- JOB -
How many lines in the listing below include the word "JSON"? Reply with the count alone.

- EXERCISE MATERIAL -
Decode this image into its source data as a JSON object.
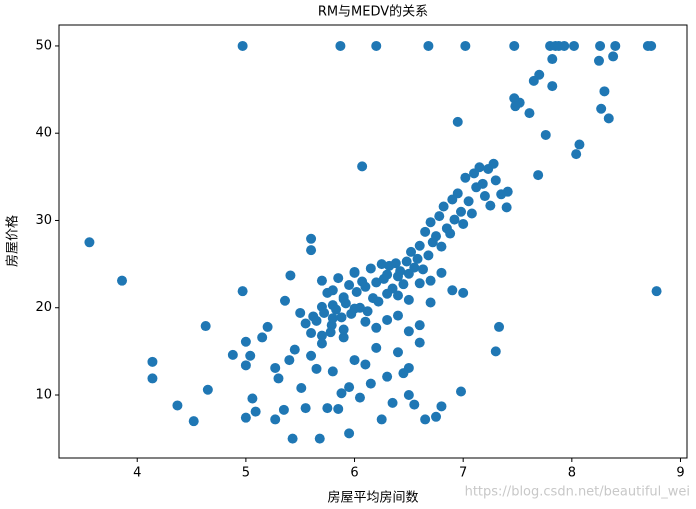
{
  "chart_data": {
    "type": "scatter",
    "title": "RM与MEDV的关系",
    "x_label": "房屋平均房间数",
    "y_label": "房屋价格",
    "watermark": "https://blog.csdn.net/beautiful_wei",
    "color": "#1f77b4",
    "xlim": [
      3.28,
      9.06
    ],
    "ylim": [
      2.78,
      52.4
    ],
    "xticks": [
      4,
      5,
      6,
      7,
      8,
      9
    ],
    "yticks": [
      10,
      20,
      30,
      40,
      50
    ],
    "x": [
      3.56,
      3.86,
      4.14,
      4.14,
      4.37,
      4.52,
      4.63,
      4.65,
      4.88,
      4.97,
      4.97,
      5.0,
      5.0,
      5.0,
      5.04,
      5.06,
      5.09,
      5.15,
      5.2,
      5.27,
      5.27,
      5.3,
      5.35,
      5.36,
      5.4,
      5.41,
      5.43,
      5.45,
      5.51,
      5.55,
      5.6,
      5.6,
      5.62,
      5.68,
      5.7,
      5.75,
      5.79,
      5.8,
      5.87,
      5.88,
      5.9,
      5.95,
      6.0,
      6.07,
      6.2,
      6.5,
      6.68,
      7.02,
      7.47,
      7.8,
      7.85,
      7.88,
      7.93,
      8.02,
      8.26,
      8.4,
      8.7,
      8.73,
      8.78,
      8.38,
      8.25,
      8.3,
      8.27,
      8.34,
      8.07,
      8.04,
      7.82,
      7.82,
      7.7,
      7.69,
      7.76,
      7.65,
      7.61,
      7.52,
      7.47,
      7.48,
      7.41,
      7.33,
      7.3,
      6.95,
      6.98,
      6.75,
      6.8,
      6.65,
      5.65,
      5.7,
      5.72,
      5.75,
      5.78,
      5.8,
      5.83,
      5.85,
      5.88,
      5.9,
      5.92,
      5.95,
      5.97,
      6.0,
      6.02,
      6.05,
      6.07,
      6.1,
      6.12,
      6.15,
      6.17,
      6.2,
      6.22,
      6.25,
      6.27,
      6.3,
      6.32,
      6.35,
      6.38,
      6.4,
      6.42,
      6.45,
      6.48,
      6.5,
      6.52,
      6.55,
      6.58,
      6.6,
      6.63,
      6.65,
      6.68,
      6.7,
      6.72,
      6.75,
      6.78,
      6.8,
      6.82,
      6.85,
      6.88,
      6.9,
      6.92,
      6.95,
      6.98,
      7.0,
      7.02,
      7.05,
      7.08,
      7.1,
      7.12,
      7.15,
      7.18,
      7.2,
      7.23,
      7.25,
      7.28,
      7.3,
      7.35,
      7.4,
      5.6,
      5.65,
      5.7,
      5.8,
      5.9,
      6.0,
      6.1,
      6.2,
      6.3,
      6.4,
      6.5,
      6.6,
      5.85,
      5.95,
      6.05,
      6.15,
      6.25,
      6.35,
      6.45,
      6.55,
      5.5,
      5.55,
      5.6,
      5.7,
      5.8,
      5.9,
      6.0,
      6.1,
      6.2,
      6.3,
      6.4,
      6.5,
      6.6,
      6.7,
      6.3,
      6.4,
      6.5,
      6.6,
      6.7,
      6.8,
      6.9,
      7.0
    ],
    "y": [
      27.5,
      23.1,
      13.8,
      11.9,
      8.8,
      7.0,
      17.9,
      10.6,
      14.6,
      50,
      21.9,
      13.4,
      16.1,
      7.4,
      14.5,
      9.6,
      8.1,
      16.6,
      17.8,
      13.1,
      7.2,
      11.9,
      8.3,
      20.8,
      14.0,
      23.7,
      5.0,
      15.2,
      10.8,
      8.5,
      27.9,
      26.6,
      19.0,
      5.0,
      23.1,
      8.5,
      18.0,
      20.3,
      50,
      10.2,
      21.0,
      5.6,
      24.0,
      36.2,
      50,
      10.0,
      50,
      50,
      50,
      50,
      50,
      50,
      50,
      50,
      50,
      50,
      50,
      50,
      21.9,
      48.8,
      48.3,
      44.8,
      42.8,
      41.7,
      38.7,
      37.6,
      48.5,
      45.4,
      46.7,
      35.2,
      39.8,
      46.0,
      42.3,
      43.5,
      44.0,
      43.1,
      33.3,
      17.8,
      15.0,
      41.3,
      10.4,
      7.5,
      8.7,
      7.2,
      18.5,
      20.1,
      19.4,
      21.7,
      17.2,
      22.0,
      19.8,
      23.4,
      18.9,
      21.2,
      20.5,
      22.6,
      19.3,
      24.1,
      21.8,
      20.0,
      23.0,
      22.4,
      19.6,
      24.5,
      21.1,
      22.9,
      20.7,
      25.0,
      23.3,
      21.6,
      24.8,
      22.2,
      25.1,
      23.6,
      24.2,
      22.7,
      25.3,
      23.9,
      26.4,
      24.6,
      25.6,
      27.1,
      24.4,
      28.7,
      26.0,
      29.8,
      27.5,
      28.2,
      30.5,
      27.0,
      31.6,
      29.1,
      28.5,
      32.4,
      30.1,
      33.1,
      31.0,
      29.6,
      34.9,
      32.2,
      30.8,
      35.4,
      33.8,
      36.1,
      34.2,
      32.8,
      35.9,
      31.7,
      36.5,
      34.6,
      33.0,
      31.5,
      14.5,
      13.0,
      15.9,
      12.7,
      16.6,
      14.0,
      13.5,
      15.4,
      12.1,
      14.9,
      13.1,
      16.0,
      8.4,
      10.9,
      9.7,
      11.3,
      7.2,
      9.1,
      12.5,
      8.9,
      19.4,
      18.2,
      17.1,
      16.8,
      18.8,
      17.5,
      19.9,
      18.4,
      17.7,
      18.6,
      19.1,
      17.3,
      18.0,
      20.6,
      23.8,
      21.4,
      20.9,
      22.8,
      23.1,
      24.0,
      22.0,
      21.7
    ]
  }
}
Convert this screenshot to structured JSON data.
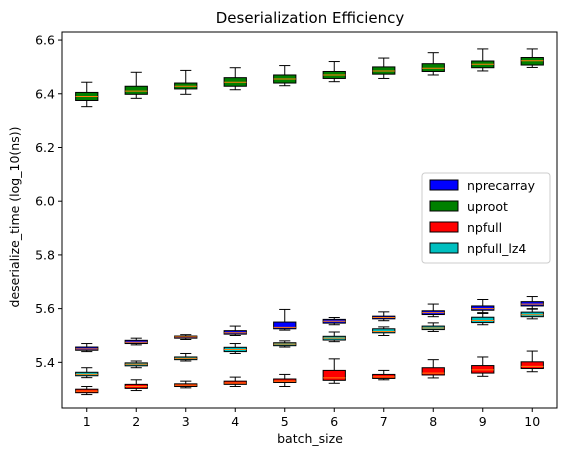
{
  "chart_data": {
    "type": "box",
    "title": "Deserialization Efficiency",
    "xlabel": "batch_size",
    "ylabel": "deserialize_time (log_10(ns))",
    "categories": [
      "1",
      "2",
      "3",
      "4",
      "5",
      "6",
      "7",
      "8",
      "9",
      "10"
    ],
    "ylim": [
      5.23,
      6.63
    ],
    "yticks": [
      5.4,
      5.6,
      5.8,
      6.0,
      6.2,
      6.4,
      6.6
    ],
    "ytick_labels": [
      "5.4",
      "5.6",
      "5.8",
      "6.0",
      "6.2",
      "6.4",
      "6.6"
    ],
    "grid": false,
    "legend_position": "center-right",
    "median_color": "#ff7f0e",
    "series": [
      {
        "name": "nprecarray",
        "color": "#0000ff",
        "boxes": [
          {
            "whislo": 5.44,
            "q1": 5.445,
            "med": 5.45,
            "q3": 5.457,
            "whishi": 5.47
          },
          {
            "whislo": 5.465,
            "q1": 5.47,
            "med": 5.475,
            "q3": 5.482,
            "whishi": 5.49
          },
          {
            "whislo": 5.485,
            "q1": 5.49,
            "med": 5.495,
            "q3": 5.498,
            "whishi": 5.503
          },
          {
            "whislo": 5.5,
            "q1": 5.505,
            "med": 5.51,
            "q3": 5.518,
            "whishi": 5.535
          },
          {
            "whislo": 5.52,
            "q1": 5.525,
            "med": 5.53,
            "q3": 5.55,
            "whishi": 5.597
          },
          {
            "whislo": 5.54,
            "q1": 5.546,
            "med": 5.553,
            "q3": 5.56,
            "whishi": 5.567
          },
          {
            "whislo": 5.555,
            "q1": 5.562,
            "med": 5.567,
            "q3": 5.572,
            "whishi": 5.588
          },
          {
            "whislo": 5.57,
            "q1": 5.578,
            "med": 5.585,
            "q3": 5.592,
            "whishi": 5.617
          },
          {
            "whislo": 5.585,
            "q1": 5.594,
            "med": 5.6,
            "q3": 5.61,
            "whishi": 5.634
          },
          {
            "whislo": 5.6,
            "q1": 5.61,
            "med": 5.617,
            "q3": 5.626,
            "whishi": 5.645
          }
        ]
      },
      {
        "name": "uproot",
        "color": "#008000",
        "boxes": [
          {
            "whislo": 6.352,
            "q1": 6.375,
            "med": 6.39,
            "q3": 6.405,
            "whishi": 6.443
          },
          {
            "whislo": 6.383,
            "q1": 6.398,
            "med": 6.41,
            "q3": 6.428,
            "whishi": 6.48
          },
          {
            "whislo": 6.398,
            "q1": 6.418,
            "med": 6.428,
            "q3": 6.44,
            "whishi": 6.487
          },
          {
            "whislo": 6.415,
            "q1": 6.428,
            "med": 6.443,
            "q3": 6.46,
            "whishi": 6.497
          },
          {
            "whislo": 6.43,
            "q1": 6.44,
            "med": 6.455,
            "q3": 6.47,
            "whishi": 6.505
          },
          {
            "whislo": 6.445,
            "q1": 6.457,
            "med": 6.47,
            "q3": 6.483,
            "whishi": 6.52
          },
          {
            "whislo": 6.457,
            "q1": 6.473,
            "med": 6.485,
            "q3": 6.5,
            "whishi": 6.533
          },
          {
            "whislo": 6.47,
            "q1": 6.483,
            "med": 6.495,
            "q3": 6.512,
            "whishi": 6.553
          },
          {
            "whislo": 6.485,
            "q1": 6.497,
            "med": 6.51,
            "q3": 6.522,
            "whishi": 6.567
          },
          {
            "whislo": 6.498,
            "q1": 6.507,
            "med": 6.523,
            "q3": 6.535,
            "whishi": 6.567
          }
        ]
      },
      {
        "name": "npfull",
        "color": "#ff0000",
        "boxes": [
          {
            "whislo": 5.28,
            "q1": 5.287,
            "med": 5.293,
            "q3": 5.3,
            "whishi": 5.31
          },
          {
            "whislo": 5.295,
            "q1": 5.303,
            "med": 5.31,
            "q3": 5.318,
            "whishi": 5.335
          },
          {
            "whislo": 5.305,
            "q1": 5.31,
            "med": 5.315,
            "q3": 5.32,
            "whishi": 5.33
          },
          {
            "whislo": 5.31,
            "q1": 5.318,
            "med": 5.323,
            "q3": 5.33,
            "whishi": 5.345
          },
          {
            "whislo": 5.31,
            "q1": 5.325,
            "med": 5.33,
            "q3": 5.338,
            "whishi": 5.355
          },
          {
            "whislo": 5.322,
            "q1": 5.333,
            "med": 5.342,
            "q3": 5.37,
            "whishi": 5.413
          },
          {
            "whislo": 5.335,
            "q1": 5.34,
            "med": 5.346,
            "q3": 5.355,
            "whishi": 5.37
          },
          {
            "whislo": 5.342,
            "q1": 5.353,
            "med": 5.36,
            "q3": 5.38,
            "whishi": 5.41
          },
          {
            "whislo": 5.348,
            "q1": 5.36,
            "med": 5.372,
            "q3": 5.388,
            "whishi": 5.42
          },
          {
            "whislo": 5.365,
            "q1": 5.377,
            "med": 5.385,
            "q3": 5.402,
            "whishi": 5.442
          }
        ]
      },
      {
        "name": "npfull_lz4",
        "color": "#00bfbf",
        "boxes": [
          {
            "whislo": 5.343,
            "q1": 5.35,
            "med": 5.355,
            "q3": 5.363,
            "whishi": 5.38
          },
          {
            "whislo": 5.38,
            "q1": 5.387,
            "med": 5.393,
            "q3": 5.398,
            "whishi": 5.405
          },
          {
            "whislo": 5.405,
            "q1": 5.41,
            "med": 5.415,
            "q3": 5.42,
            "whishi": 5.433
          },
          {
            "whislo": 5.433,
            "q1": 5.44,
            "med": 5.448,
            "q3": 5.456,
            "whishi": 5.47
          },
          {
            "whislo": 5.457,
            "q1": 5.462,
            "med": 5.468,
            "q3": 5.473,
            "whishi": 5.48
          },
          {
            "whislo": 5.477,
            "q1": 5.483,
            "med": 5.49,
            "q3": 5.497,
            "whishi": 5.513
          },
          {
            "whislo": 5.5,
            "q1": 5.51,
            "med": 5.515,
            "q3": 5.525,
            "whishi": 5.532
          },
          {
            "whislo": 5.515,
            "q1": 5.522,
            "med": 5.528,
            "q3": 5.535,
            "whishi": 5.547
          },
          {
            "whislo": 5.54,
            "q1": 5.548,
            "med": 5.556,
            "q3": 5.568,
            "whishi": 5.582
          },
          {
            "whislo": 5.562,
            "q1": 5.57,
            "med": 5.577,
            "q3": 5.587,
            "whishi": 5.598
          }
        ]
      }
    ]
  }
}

- TASK OUTPUT -
2